Written request:
Scan the records below. List lines holding "Recovery".

Records to use:
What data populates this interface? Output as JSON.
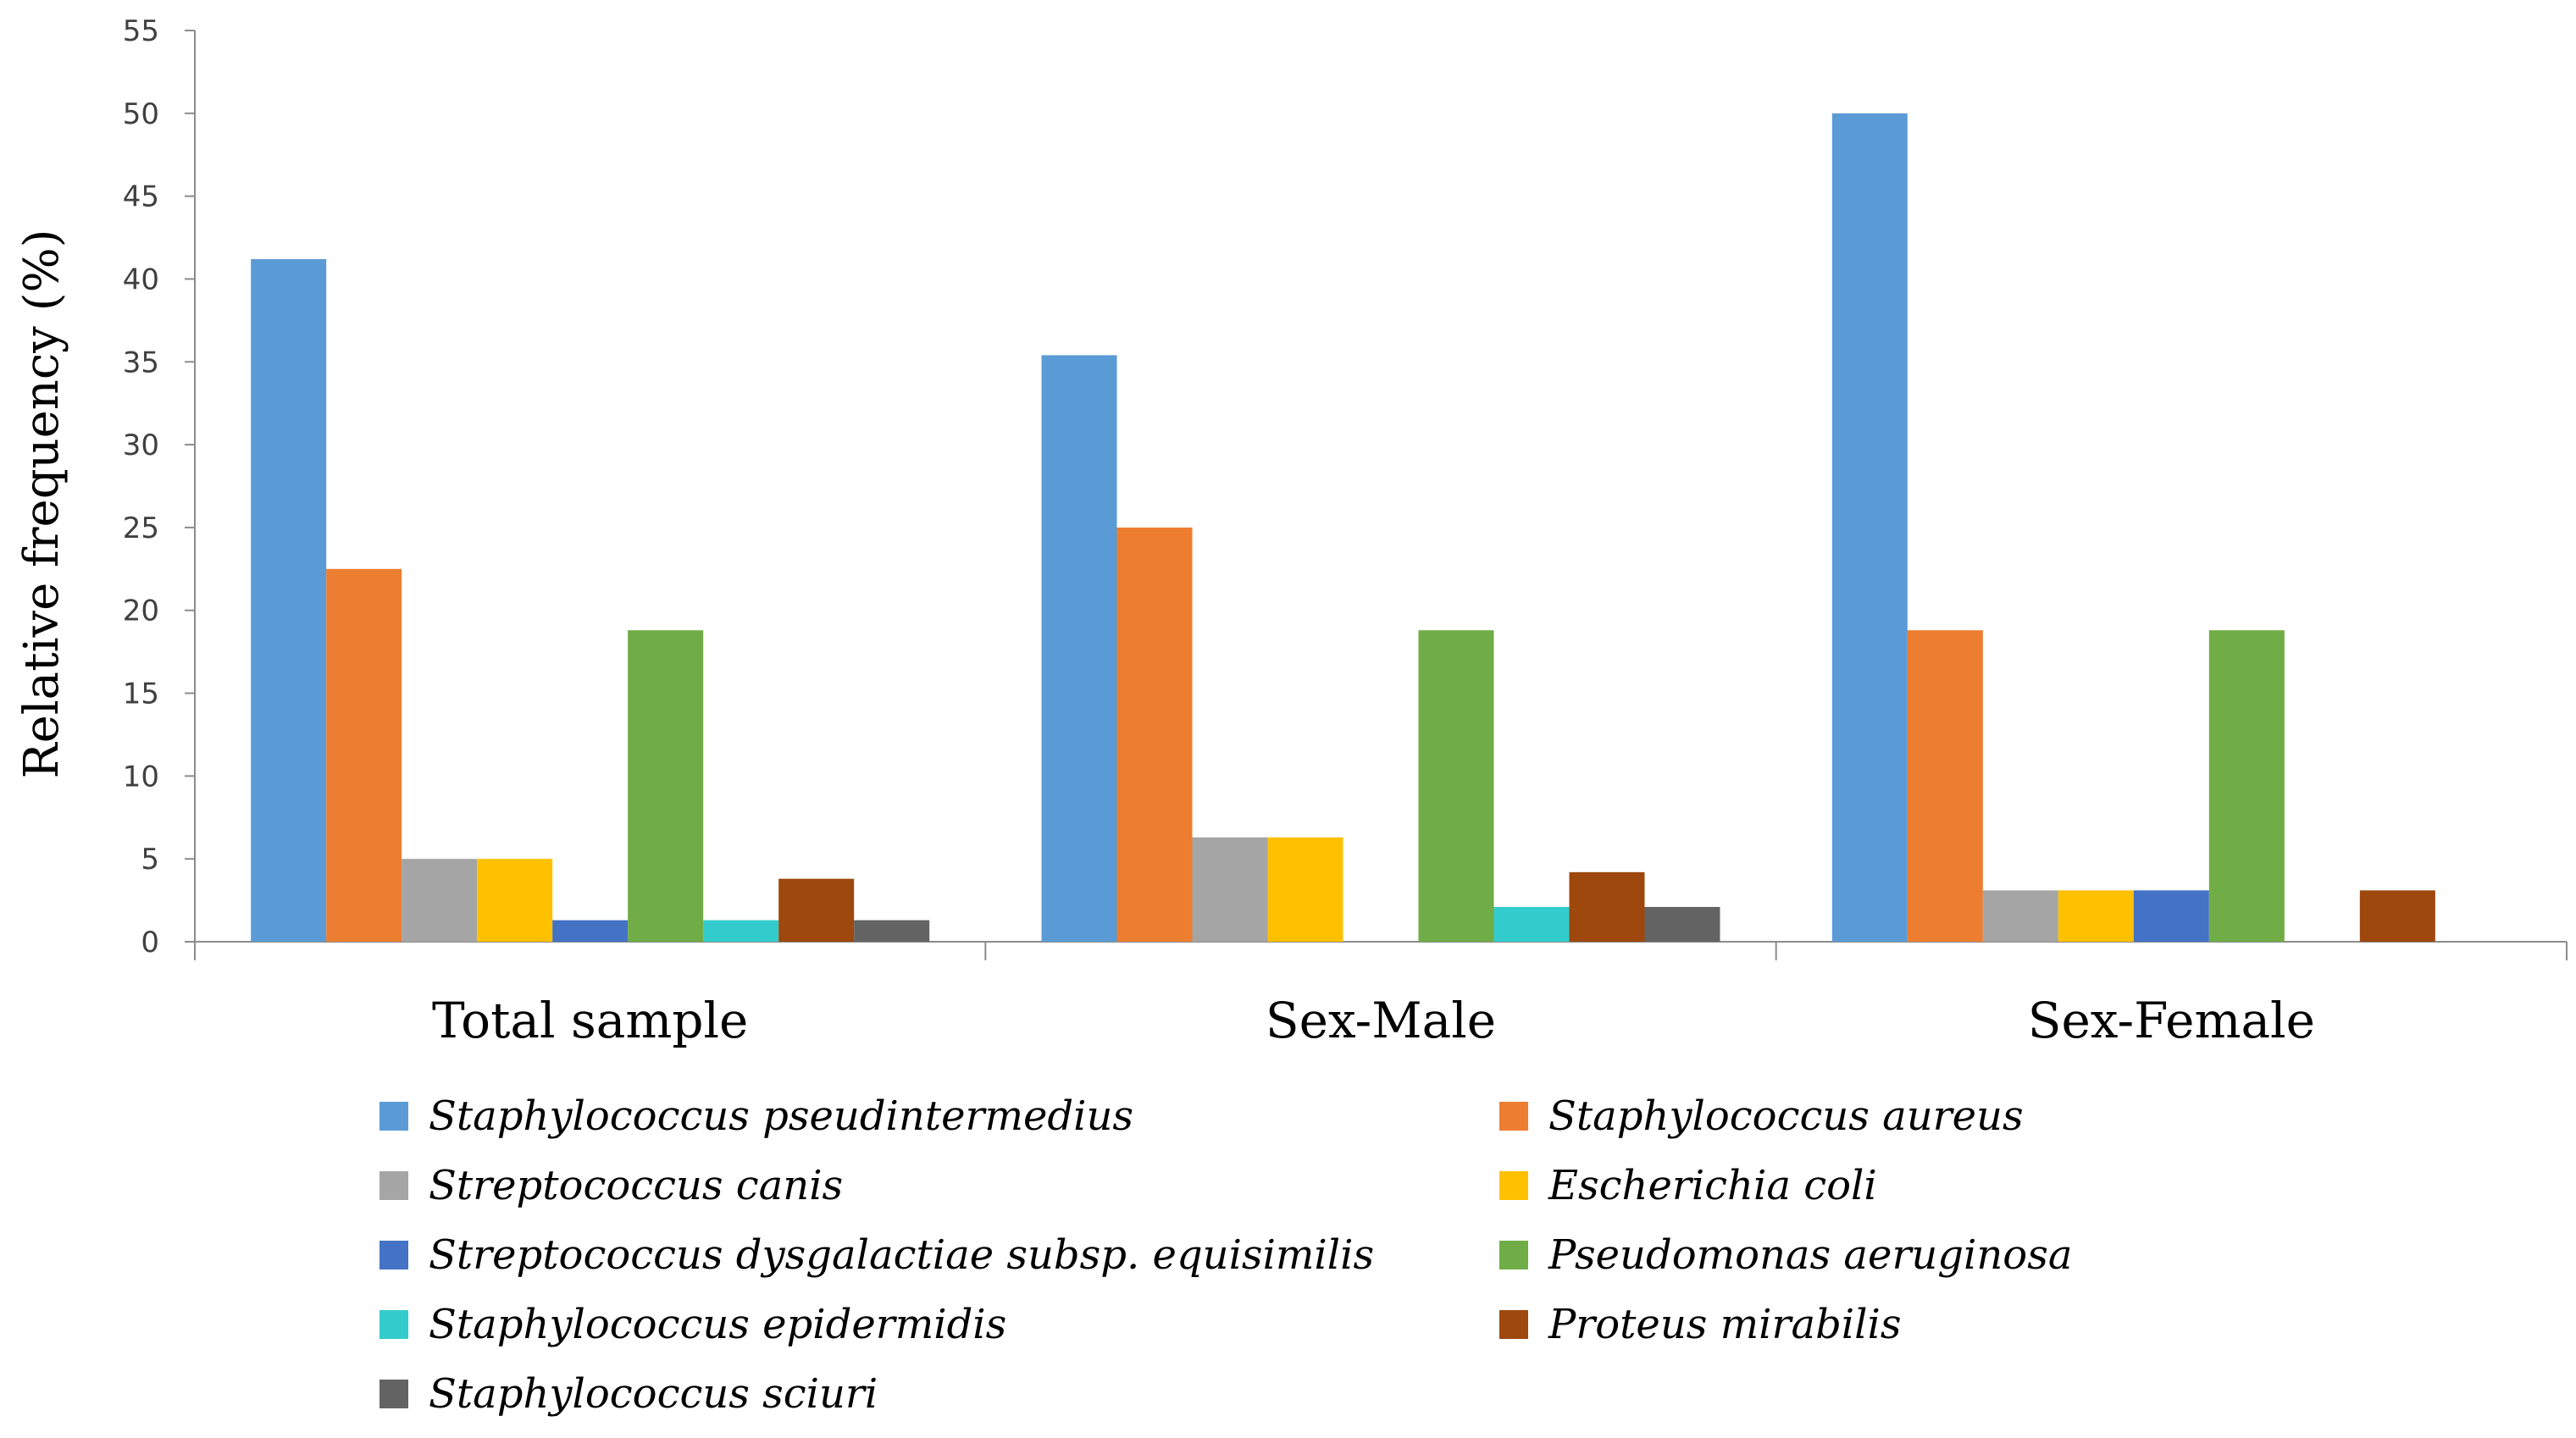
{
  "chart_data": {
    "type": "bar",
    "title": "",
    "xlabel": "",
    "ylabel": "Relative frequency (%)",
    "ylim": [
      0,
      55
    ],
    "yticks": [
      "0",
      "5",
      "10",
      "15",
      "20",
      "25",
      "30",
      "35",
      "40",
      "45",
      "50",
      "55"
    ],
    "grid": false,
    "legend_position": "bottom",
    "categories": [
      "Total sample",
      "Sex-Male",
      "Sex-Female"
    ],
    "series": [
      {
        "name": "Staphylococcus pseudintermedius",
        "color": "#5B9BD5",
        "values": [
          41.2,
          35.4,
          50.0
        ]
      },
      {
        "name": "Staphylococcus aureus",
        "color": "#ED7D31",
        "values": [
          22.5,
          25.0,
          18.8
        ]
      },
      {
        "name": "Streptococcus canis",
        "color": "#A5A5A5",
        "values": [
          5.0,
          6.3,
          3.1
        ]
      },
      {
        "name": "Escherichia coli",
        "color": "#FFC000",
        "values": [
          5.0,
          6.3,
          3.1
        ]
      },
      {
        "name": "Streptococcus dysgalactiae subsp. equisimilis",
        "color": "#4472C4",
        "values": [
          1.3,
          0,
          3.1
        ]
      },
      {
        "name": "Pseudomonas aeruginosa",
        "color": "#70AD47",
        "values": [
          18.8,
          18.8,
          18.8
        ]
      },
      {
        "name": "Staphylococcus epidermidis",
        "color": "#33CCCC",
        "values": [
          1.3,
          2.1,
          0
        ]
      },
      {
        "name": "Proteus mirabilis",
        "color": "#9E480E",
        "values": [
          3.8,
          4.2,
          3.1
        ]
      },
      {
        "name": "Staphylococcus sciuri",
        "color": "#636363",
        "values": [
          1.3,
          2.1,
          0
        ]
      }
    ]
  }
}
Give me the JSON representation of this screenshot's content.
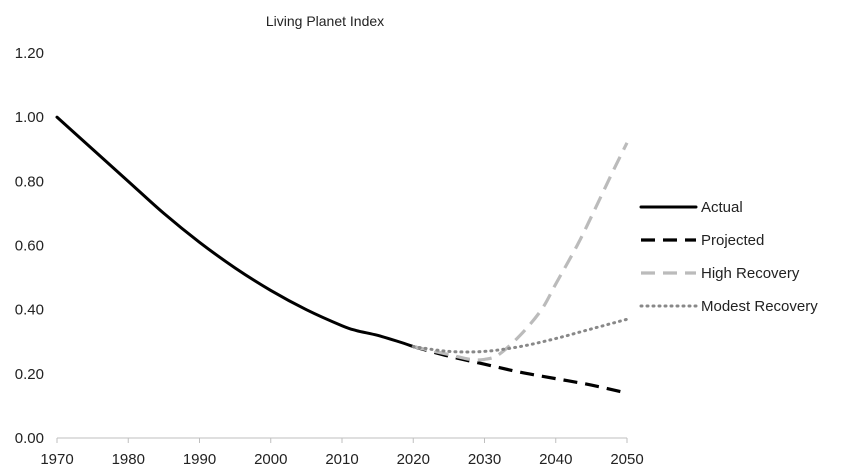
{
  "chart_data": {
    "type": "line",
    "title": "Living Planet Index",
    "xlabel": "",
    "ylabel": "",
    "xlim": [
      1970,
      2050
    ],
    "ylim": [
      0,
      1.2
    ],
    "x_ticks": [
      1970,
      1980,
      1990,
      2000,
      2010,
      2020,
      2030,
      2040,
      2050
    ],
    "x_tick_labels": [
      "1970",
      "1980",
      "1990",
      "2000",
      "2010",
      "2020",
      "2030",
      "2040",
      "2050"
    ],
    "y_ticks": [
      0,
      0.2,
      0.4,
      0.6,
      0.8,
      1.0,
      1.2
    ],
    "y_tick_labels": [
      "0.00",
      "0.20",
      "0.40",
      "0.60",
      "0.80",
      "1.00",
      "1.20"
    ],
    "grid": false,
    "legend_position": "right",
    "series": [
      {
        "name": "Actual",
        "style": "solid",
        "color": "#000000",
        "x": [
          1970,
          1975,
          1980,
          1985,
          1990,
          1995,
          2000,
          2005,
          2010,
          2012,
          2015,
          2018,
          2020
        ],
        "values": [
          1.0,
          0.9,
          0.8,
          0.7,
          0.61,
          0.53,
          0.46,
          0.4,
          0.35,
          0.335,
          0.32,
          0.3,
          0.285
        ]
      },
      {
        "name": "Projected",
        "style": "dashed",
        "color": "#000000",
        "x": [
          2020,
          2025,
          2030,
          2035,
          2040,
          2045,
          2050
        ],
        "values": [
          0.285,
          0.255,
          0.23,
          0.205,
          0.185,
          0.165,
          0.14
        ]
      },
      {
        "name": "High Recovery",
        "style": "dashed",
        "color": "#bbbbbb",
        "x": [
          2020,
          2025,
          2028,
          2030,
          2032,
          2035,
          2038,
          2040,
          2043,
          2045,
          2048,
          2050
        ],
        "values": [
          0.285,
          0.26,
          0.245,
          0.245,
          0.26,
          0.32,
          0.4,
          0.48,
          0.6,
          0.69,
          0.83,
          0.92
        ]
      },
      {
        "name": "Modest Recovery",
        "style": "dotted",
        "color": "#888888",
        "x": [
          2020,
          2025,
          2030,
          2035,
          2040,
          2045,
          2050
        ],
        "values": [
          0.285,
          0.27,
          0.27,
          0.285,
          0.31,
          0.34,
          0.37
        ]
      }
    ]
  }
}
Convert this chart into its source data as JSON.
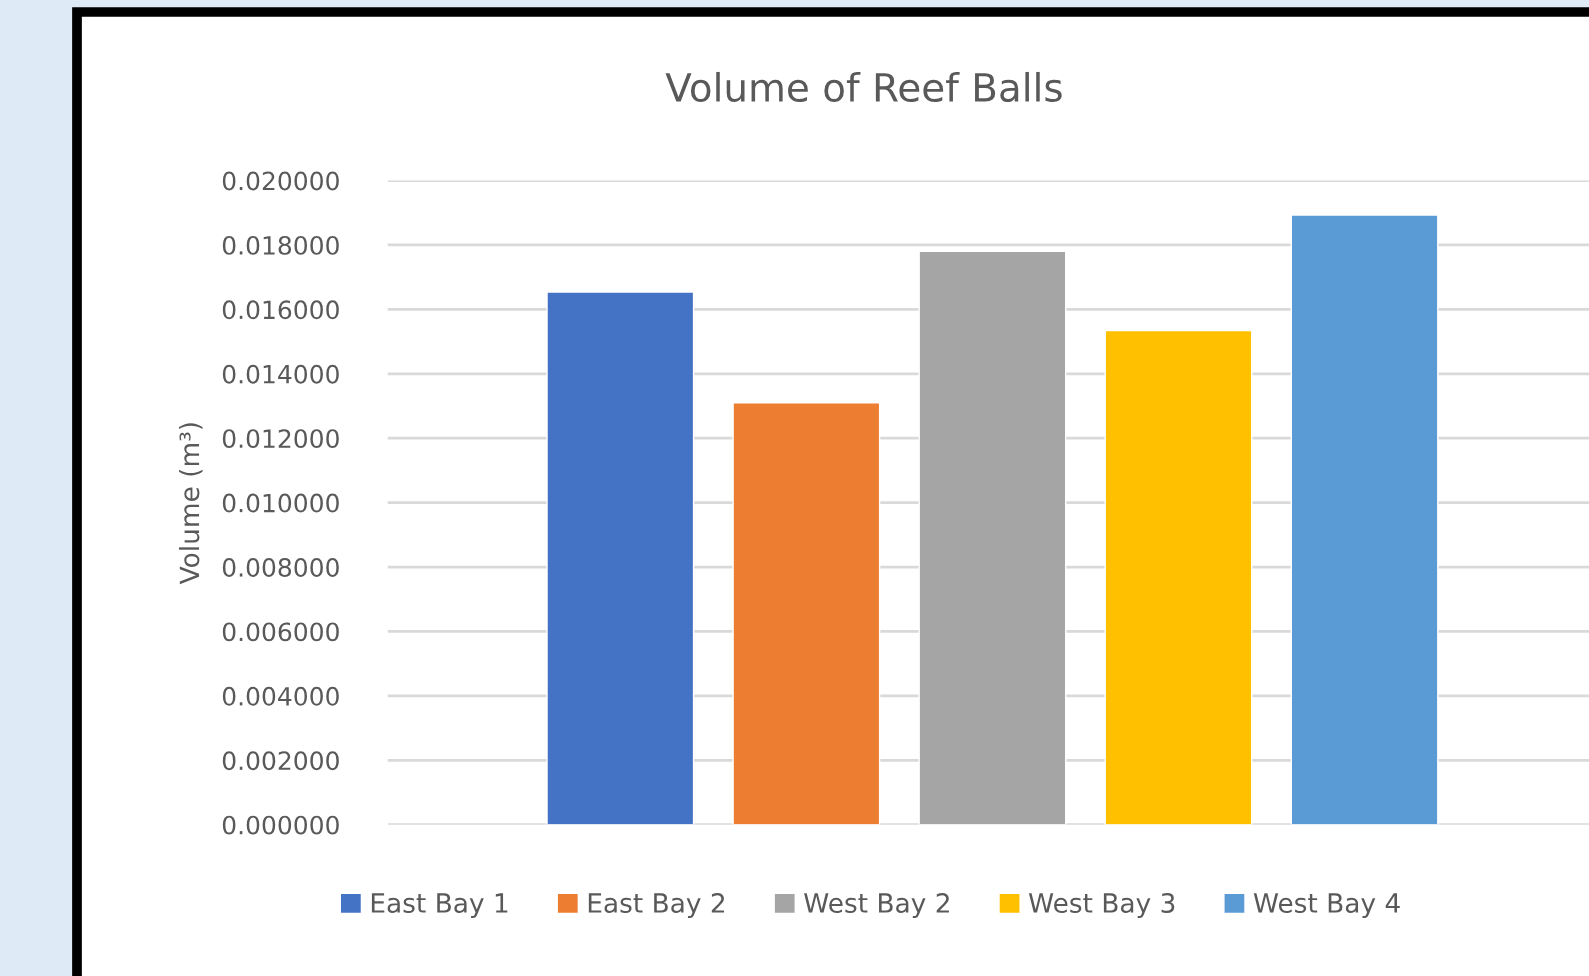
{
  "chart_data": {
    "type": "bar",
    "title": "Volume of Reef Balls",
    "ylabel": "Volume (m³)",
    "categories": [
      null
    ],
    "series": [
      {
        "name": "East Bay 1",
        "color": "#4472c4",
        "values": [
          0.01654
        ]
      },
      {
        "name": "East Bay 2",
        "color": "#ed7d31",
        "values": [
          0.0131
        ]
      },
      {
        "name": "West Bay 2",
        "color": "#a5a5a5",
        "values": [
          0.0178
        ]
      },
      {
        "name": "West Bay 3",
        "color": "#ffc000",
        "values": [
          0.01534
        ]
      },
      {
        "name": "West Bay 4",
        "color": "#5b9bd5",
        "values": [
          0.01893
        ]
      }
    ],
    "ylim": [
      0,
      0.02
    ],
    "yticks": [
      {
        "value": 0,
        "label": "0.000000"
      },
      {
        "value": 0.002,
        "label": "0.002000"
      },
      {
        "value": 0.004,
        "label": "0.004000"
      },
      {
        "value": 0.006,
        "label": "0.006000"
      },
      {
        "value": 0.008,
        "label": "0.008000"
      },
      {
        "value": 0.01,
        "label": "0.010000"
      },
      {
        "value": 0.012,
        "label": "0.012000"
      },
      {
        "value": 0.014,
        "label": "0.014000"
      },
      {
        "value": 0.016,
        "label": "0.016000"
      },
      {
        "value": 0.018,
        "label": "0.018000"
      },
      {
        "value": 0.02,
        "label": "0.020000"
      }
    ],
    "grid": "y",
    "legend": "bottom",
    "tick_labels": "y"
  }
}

Answer to the task:
        "name": "High Recovery",
        "name": "Modest Recovery",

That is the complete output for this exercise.